*** Supplied passage Section Begins ***

Samsung denies keeping information from workers

South Korea’s Samsung Electronics has denied withholding crucial information from workers about which chemicals they have been exposed to at its factories.

The families of workers say there are about 200 cases of employees contracting serious diseases, including cancer, an investigation by the Associated Press news agency found.

Samsung withheld the information saying it came under trade secrets, said AP.

Samsung said the safety of its workers was its “number one priority”.

Allegations ‘not true’

A group of workers’ families has said 76 people have died due to contact with the chemicals.

The victims need the information to qualify for compensation.

They allege Samsung withheld the information from South Korean authorities under the justification of trade secrets, an accusation the company firmly denied.

Proving causality with illness is notoriously difficult. Think of how long it took to get courts to recognise that smoking causes cancer or to accept the now undoubted fatal effects of asbestos.

Companies – and their highly skilled lawyers – can cast doubt on what exactly it was that a sick worker came into contact with which triggered the illness.

In the Samsung case, the Seoul Administrative Court ruled five years ago that though the precise cause of two Samsung workers’ illness wasn’t clear, “it can be construed that their exposures to dangerous chemicals and radiation were catalysts, at least.”

Accordingly, it ordered that the Korean Workers’ Compensation and Welfare agency should pay compensation. In the case of other workers, the court was not convinced of a direct link between the employer and employees’ illnesses.

*** Supplied passage Section Ends ***
*** Data section Section Begins ***

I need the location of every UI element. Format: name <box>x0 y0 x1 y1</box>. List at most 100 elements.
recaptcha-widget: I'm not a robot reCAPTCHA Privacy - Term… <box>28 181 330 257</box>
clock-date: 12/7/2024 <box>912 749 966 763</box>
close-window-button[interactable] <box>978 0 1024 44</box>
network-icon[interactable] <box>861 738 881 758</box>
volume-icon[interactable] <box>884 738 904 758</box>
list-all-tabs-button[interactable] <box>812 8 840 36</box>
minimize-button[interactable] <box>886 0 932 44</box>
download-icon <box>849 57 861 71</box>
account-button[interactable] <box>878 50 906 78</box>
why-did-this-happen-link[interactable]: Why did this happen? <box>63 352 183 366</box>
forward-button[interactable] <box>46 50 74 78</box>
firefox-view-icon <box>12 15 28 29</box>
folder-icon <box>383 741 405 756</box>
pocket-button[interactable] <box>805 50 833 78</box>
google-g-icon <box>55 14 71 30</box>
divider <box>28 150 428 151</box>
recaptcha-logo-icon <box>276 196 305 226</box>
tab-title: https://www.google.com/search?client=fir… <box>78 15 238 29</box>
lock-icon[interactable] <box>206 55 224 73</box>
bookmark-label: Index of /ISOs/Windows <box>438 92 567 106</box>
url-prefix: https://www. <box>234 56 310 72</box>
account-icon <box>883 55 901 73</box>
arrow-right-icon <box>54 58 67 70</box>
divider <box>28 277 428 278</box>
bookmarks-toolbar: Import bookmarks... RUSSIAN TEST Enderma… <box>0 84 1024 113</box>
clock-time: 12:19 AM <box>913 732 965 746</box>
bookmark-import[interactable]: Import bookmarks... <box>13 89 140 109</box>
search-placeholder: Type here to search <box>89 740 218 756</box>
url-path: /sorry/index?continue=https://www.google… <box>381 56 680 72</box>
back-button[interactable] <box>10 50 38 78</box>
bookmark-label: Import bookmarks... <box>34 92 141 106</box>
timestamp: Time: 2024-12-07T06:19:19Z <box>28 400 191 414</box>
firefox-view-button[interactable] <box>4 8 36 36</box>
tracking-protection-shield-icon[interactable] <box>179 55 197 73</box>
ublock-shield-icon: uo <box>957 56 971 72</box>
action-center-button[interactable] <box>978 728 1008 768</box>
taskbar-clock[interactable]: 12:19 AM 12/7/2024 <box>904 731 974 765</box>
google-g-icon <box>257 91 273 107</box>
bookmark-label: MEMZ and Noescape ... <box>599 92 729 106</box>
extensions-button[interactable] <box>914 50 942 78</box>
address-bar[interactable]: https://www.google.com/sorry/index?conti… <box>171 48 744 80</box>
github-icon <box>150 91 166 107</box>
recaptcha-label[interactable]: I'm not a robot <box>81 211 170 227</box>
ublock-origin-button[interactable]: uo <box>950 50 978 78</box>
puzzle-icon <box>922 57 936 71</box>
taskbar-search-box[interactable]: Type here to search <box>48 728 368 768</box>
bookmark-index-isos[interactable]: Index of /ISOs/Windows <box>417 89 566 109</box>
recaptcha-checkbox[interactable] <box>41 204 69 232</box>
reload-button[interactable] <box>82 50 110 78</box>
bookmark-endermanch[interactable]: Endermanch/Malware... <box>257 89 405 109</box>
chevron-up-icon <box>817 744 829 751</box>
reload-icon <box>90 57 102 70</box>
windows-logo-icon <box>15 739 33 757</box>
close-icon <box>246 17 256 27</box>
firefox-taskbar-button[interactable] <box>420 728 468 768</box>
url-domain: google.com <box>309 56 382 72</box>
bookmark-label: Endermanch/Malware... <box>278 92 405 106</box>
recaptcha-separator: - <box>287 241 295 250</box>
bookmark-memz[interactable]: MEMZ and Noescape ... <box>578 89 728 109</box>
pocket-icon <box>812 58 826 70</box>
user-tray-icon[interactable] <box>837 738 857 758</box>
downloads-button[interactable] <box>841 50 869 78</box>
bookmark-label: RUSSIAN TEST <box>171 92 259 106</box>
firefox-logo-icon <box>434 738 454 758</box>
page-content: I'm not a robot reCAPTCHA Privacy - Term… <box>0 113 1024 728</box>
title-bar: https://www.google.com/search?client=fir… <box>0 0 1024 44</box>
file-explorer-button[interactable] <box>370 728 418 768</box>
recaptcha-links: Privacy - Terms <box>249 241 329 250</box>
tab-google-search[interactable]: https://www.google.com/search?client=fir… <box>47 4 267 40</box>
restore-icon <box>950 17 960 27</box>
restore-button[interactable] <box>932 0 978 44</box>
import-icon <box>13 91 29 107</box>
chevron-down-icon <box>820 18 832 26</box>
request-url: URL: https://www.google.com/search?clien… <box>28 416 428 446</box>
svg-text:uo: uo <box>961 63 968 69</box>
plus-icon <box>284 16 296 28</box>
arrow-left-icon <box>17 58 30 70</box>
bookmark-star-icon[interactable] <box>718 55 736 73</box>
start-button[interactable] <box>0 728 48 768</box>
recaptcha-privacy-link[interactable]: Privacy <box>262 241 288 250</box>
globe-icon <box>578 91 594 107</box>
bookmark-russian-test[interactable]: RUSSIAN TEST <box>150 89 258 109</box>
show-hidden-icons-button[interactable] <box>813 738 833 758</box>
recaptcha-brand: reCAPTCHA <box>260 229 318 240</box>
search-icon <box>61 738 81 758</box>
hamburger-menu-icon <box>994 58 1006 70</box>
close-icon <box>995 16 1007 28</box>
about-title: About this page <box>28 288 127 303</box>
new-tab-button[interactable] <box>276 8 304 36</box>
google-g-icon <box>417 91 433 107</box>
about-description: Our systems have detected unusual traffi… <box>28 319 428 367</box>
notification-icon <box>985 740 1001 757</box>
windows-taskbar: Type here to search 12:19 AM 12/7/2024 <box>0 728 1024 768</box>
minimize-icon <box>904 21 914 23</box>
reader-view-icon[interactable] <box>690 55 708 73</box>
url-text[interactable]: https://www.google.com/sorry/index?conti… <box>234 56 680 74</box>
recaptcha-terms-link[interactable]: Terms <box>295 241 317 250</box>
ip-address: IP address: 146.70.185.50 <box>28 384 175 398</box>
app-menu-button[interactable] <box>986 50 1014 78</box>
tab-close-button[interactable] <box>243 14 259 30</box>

*** Data section Section Ends ***

**Tasks and exercises**
A: Does the Samsung article agree with each statement below? Answer yes or no for each, quoting the deciding words of the article. (i) A group of workers' families says 76 people died from contact with the chemicals. (ii) The Seoul Administrative Court issued its ruling ten years ago. (iii) The court ordered Samsung itself to pay the compensation.
B: Would you reproduce the part of the Samsung article starting with "Allegations ‘not true’" and going on through "effects of asbestos."?
C: Could you carry on the Samsung article from its last sentence?
The records are material apart from the Samsung article.

**Exercise responses**
A:
(i) Yes: "A group of workers’ families has said 76 people have died due to contact with the chemicals."
(ii) No: "the Seoul Administrative Court ruled five years ago"
(iii) No: "it ordered that the Korean Workers’ Compensation and Welfare agency should pay compensation."

B:
Allegations ‘not true’

A group of workers’ families has said 76 people have died due to contact with the chemicals.

The victims need the information to qualify for compensation.

They allege Samsung withheld the information from South Korean authorities under the justification of trade secrets, an accusation the company firmly denied.

Proving causality with illness is notoriously difficult. Think of how long it took to get courts to recognise that smoking causes cancer or to accept the now undoubted fatal effects of asbestos.

C:
The issue now is whether Samsung is keeping back information which could help workers who fell ill making its products get compensation.

In South Korea, there is a frequent complaint that government and the conglomerates (with Samsung at the head) are too close for comfort – and for compensation to the families of those who died through work.

Under South Korean law, companies are not required to reveal information deemed a trade secret. Firms are, however, obliged to disclose whether their products contain toxic substances.

Samsung said in a statement that the allegation it had “intentionally blocked workers from accessing chemical information pertaining to workplace health and safety, or illegally prevented the disclosure of such information, is not true”.

Compensation for industrial injury, including cancer, has been awarded in some cases, but the group of families say that other claims are being hampered because the South Korean authorities demand the details of which chemicals had caused the illnesses and deaths.

Without it, the authorities usually reject the demand for compensation.